* Begin INFORMATION SUPPLIED *
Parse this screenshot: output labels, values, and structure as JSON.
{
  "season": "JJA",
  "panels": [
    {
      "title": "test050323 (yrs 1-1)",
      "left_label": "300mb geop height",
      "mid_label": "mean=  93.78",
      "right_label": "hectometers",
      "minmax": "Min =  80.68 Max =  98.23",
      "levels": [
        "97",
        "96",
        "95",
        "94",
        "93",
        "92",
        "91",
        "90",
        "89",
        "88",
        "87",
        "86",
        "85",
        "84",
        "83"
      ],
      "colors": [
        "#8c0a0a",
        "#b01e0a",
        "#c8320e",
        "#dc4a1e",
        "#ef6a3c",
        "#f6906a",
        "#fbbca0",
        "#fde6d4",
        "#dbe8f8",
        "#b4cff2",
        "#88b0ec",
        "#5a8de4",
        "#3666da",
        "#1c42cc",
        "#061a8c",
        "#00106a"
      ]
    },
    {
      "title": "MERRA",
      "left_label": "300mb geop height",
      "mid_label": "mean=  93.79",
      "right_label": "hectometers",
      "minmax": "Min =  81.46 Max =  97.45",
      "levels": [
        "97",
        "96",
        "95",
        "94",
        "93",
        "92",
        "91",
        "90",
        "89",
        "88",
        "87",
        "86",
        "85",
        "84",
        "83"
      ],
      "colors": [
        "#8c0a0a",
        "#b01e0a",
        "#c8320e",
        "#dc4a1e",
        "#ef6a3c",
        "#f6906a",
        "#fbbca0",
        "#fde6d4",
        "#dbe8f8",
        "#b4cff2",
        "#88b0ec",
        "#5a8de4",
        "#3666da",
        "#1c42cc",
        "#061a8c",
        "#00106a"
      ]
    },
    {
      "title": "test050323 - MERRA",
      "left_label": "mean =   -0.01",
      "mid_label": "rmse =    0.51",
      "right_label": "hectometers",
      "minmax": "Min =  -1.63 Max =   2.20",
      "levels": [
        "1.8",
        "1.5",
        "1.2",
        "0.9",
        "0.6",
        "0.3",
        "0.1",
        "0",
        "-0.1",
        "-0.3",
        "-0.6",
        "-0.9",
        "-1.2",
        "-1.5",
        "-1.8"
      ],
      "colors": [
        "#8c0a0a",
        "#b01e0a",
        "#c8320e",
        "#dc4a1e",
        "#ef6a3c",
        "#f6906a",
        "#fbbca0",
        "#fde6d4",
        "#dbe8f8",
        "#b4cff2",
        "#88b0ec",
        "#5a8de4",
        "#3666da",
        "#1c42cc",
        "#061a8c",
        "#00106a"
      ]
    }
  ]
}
* End INFORMATION SUPPLIED *
## SHORT TASK
Output every line above without altering anything.

## RESULT
Parse this screenshot: output labels, values, and structure as JSON.
{
  "season": "JJA",
  "panels": [
    {
      "title": "test050323 (yrs 1-1)",
      "left_label": "300mb geop height",
      "mid_label": "mean=  93.78",
      "right_label": "hectometers",
      "minmax": "Min =  80.68 Max =  98.23",
      "levels": [
        "97",
        "96",
        "95",
        "94",
        "93",
        "92",
        "91",
        "90",
        "89",
        "88",
        "87",
        "86",
        "85",
        "84",
        "83"
      ],
      "colors": [
        "#8c0a0a",
        "#b01e0a",
        "#c8320e",
        "#dc4a1e",
        "#ef6a3c",
        "#f6906a",
        "#fbbca0",
        "#fde6d4",
        "#dbe8f8",
        "#b4cff2",
        "#88b0ec",
        "#5a8de4",
        "#3666da",
        "#1c42cc",
        "#061a8c",
        "#00106a"
      ]
    },
    {
      "title": "MERRA",
      "left_label": "300mb geop height",
      "mid_label": "mean=  93.79",
      "right_label": "hectometers",
      "minmax": "Min =  81.46 Max =  97.45",
      "levels": [
        "97",
        "96",
        "95",
        "94",
        "93",
        "92",
        "91",
        "90",
        "89",
        "88",
        "87",
        "86",
        "85",
        "84",
        "83"
      ],
      "colors": [
        "#8c0a0a",
        "#b01e0a",
        "#c8320e",
        "#dc4a1e",
        "#ef6a3c",
        "#f6906a",
        "#fbbca0",
        "#fde6d4",
        "#dbe8f8",
        "#b4cff2",
        "#88b0ec",
        "#5a8de4",
        "#3666da",
        "#1c42cc",
        "#061a8c",
        "#00106a"
      ]
    },
    {
      "title": "test050323 - MERRA",
      "left_label": "mean =   -0.01",
      "mid_label": "rmse =    0.51",
      "right_label": "hectometers",
      "minmax": "Min =  -1.63 Max =   2.20",
      "levels": [
        "1.8",
        "1.5",
        "1.2",
        "0.9",
        "0.6",
        "0.3",
        "0.1",
        "0",
        "-0.1",
        "-0.3",
        "-0.6",
        "-0.9",
        "-1.2",
        "-1.5",
        "-1.8"
      ],
      "colors": [
        "#8c0a0a",
        "#b01e0a",
        "#c8320e",
        "#dc4a1e",
        "#ef6a3c",
        "#f6906a",
        "#fbbca0",
        "#fde6d4",
        "#dbe8f8",
        "#b4cff2",
        "#88b0ec",
        "#5a8de4",
        "#3666da",
        "#1c42cc",
        "#061a8c",
        "#00106a"
      ]
    }
  ]
}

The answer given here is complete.